Copy out the entries from the line with "show-through-header: ▬▬▬▬▬ ▬▬▬▬▬▬" up to and including the line with "text-line: κονται μὲ", keeping each line unchanged.

(Listings of boxed layout items)

-- Start --

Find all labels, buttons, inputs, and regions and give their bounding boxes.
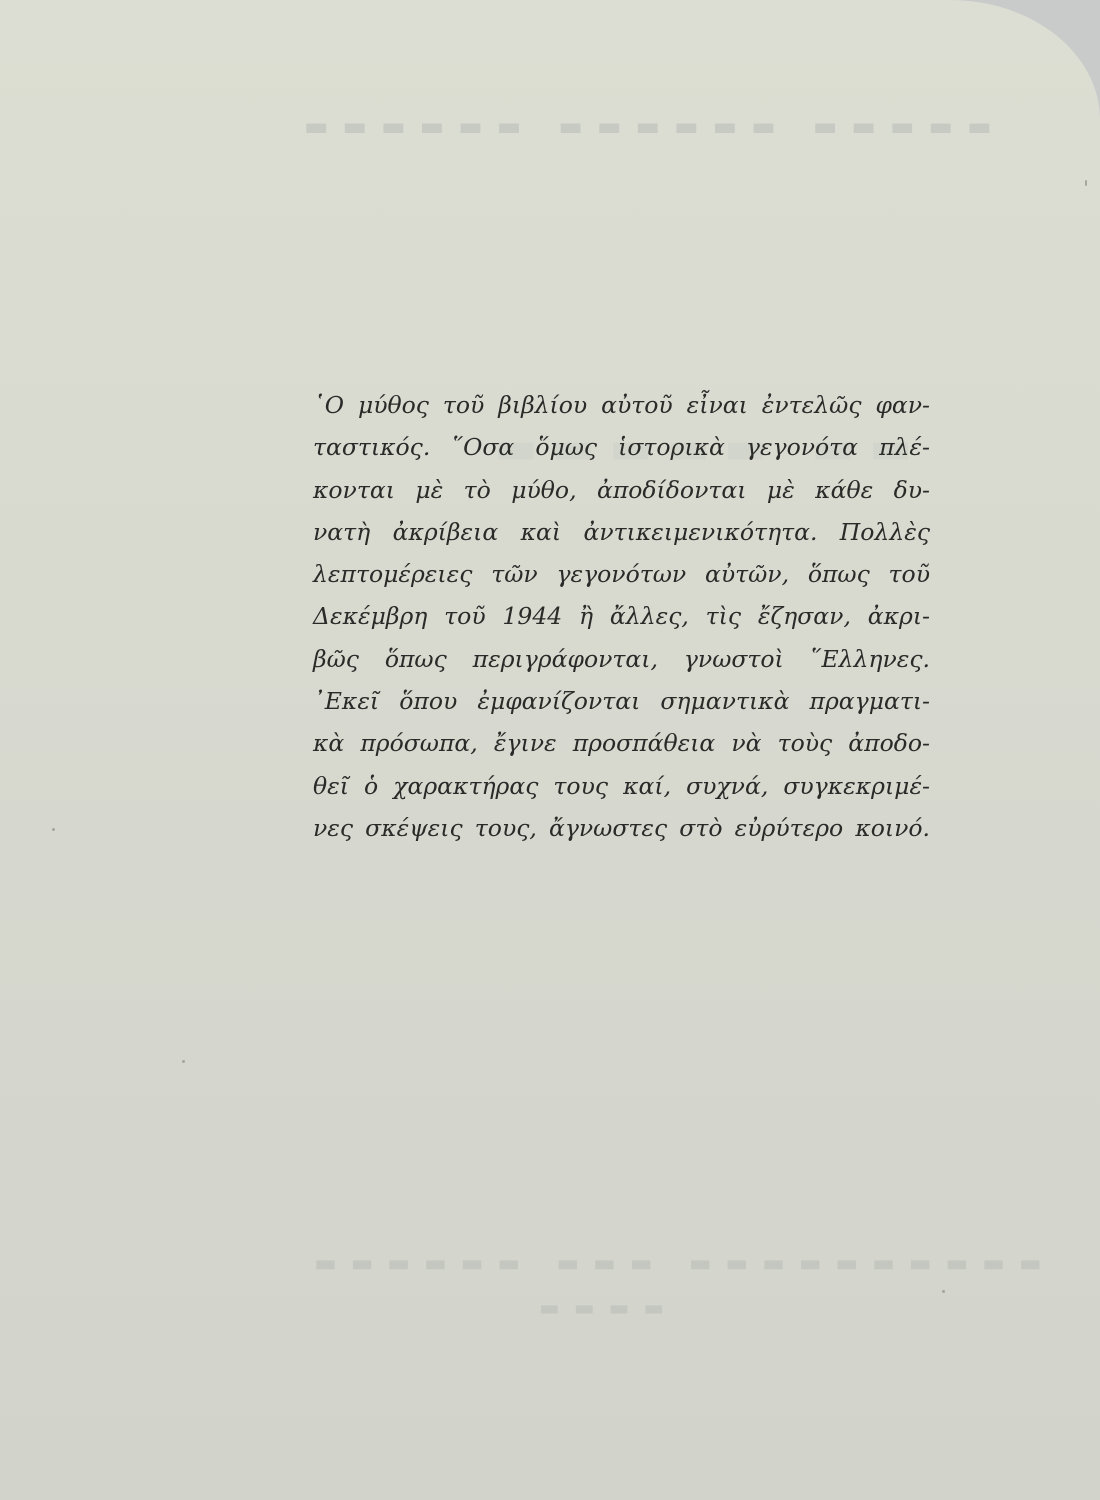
show-through-header: ▬▬▬▬▬ ▬▬▬▬▬▬ ▬▬▬▬▬▬ [290,112,992,142]
text-line: ῾Ο μύθος τοῦ βιβλίου αὐτοῦ εἶναι ἐντελῶς… [313,384,930,426]
show-through-publisher: ▬▬▬▬▬▬▬▬▬▬ ▬▬▬ ▬▬▬▬▬▬ [300,1248,1042,1277]
text-line: κονται μὲ τὸ μύθο, ἀποδίδονται μὲ κάθε δ… [313,469,930,511]
text-line: ταστικός. ῞Οσα ὅμως ἱστορικὰ γεγονότα πλ… [313,426,930,468]
text-line: βῶς ὅπως περιγράφονται, γνωστοὶ ῞Ελληνες… [313,638,930,680]
text-line: Δεκέμβρη τοῦ 1944 ἢ ἄλλες, τὶς ἔζησαν, ἀ… [313,595,930,637]
text-line: θεῖ ὁ χαρακτήρας τους καί, συχνά, συγκεκ… [313,765,930,807]
text-line: νες σκέψεις τους, ἄγνωστες στὸ εὐρύτερο … [313,807,930,849]
book-page: ▬▬▬▬▬ ▬▬▬▬▬▬ ▬▬▬▬▬▬ ▬▬ ▬▬▬▬▬ ▬▬▬▬▬▬▬▬▬▬ … [0,0,1100,1500]
paper-speck [52,828,55,831]
paper-speck [1085,180,1087,186]
text-line: νατὴ ἀκρίβεια καὶ ἀντικειμενικότητα. Πολ… [313,511,930,553]
text-line: ᾿Εκεῖ ὅπου ἐμφανίζονται σημαντικὰ πραγμα… [313,680,930,722]
show-through-year: ▬▬▬▬ [525,1295,664,1321]
text-line: λεπτομέρειες τῶν γεγονότων αὐτῶν, ὅπως τ… [313,553,930,595]
text-line: κὰ πρόσωπα, ἔγινε προσπάθεια νὰ τοὺς ἀπο… [313,722,930,764]
preface-note-paragraph: ῾Ο μύθος τοῦ βιβλίου αὐτοῦ εἶναι ἐντελῶς… [313,384,930,849]
paper-speck [942,1290,945,1293]
paper-speck [182,1060,185,1063]
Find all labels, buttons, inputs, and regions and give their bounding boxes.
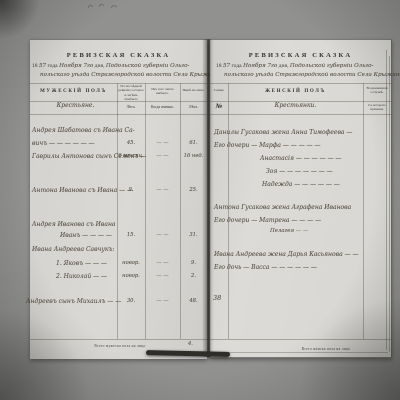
table-row: Его дочери — Матрена — — — —	[210, 217, 391, 228]
row-age-prev: 6 мѣсяц.	[117, 153, 145, 159]
page-stack-edge	[389, 56, 390, 352]
table-row: Зоя — — — — — — —	[210, 168, 391, 179]
row-name: Данилы Гусакова жена Анна Тимофеева —	[214, 129, 352, 136]
right-page: РЕВИЗСКАЯ СКАЗКА 18 57 года Ноября 7го д…	[210, 39, 392, 358]
row-age-prev: 9.	[117, 187, 145, 193]
table-row: Ивана Андреева Савчукъ:	[30, 246, 207, 257]
pencil-mark-icon	[86, 1, 122, 11]
table-row: Гаврилы Антонова сынъ Семенъ — 6 мѣсяц. …	[30, 153, 207, 164]
table-row: Антона Иванова съ Ивана — — 9. — — 25.	[30, 187, 207, 198]
grid-line	[30, 339, 207, 340]
hw-year: 57	[223, 63, 230, 69]
page-footer-total: 4.	[188, 341, 193, 347]
row-name: Ивана Андреева Савчукъ:	[32, 246, 114, 253]
sex-column-header: МУЖЕСКІЙ ПОЛЪ	[30, 89, 117, 94]
date-line: 18 57 года Ноября 7го дня, Подольской гу…	[216, 63, 389, 69]
printed-dnya: дня,	[95, 63, 105, 69]
date-line: 18 57 года Ноября 7го дня, Подольской гу…	[32, 63, 207, 69]
row-age-prev: 15.	[117, 232, 145, 238]
table-row: Его дочь — Васса — — — — — —	[210, 264, 391, 275]
col1-header: По послѣдней ревизіи состояло и затѣмъ п…	[118, 84, 144, 100]
hw-date: Ноября 7го	[243, 63, 277, 69]
row-departed: — —	[145, 260, 180, 266]
table-row: вичъ — — — — — — 45. — — 61.	[30, 140, 207, 151]
group-label: Крестьяне.	[34, 102, 117, 109]
col2-subheader: Когда именно.	[145, 105, 180, 109]
page-stack-edge	[218, 352, 388, 353]
row-departed: — —	[145, 140, 180, 146]
document-photo: РЕВИЗСКАЯ СКАЗКА 18 57 года Ноября 7го д…	[0, 0, 400, 400]
hw-date: Ноября 7го	[59, 63, 93, 69]
row-name: Анастасія — — — — — —	[260, 155, 341, 162]
family-number: 38	[213, 294, 221, 302]
row-name: Ивана Андреева жена Дарья Касьянова — —	[214, 251, 358, 258]
row-name: Иванъ — — — —	[60, 232, 112, 239]
row-name: Зоя — — — — — — —	[266, 168, 333, 175]
row-name: Его дочь — Васса — — — — — —	[214, 264, 317, 271]
printed-goda: года	[48, 63, 58, 69]
row-departed: — —	[145, 273, 180, 279]
table-row: Анастасія — — — — — —	[210, 155, 391, 166]
row-name: Надежда — — — — — —	[262, 181, 340, 188]
hw-place: Подольской губерніи Ольго-	[106, 63, 190, 69]
row-name: Пелагея — —	[270, 228, 308, 234]
row-age-prev: новор.	[117, 273, 145, 279]
table-row: Андрея Иванова съ Ивана	[30, 221, 207, 232]
row-age-prev: 45.	[117, 140, 145, 146]
page-title: РЕВИЗСКАЯ СКАЗКА	[30, 52, 207, 59]
col2-header: Изъ того числа выбыло.	[146, 87, 179, 100]
place-line: польскаго уѣзда Стражгородской волости С…	[224, 72, 400, 78]
row-age-prev: 30.	[117, 298, 145, 304]
table-row: Андрея Шабатова съ Ивана Са-	[30, 127, 207, 138]
page-stack-edge	[386, 50, 387, 350]
book-spine-shadow	[202, 39, 214, 357]
table-row: Пелагея — —	[210, 228, 391, 239]
row-name: Андрея Иванова съ Ивана	[32, 221, 116, 228]
sex-column-header: ЖЕНСКІЙ ПОЛЪ	[228, 89, 363, 94]
table-row: Его дочери — Марфа — — — — —	[210, 142, 391, 153]
table-row: Данилы Гусакова жена Анна Тимофеева —	[210, 129, 391, 140]
table-row: Антона Гусакова жена Аграфена Иванова	[210, 204, 391, 215]
col1-subheader: Лѣта.	[117, 105, 145, 109]
row-age-prev: новор.	[117, 260, 145, 266]
printed-18: 18	[216, 63, 222, 69]
row-departed: — —	[145, 232, 180, 238]
table-row: 2. Николай — — новор. — — 2.	[30, 273, 207, 284]
group-label: Крестьянки.	[228, 102, 363, 109]
page-footer-label: Всего женска пола на лицо	[272, 347, 380, 351]
row-name: Антона Гусакова жена Аграфена Иванова	[214, 204, 351, 211]
printed-18: 18	[32, 63, 38, 69]
printed-goda: года	[232, 63, 242, 69]
row-name: 2. Николай — —	[56, 273, 107, 280]
page-footer-label: Всего мужеска пола на лицо	[60, 344, 180, 348]
row-name: 1. Яковъ — — —	[56, 260, 107, 267]
page-title: РЕВИЗСКАЯ СКАЗКА	[210, 52, 391, 59]
row-name: Андреевъ сынъ Михаилъ — —	[26, 298, 121, 305]
row-name: Его дочери — Марфа — — — — —	[214, 142, 321, 149]
grid-line	[210, 339, 391, 340]
place-line: польскаго уѣзда Стражгородской волости С…	[40, 72, 229, 78]
row-name: Его дочери — Матрена — — — —	[214, 217, 321, 224]
table-row: Андреевъ сынъ Михаилъ — — 30. — — 48.	[30, 298, 207, 309]
table-row: Ивана Андреева жена Дарья Касьянова — —	[210, 251, 391, 262]
table-row: Иванъ — — — — 15. — — 31.	[30, 232, 207, 243]
row-departed: — —	[145, 187, 180, 193]
hw-place: Подольской губерніи Ольго-	[290, 63, 374, 69]
printed-dnya: дня,	[279, 63, 289, 69]
row-departed: — —	[145, 153, 180, 159]
table-row: 1. Яковъ — — — новор. — — 9.	[30, 260, 207, 271]
row-name: вичъ — — — — — —	[32, 140, 95, 147]
row-name: Андрея Шабатова съ Ивана Са-	[32, 127, 135, 134]
table-row: Надежда — — — — — —	[210, 181, 391, 192]
hw-year: 57	[39, 63, 46, 69]
left-page: РЕВИЗСКАЯ СКАЗКА 18 57 года Ноября 7го д…	[30, 39, 207, 359]
row-departed: — —	[145, 298, 180, 304]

-- End --

▸ Output for this exercise
show-through-header: ▬▬▬▬▬ ▬▬▬▬▬▬ ▬▬▬▬▬▬ [290,112,992,142]
text-line: ῾Ο μύθος τοῦ βιβλίου αὐτοῦ εἶναι ἐντελῶς… [313,384,930,426]
show-through-publisher: ▬▬▬▬▬▬▬▬▬▬ ▬▬▬ ▬▬▬▬▬▬ [300,1248,1042,1277]
text-line: κονται μὲ τὸ μύθο, ἀποδίδονται μὲ κάθε δ… [313,469,930,511]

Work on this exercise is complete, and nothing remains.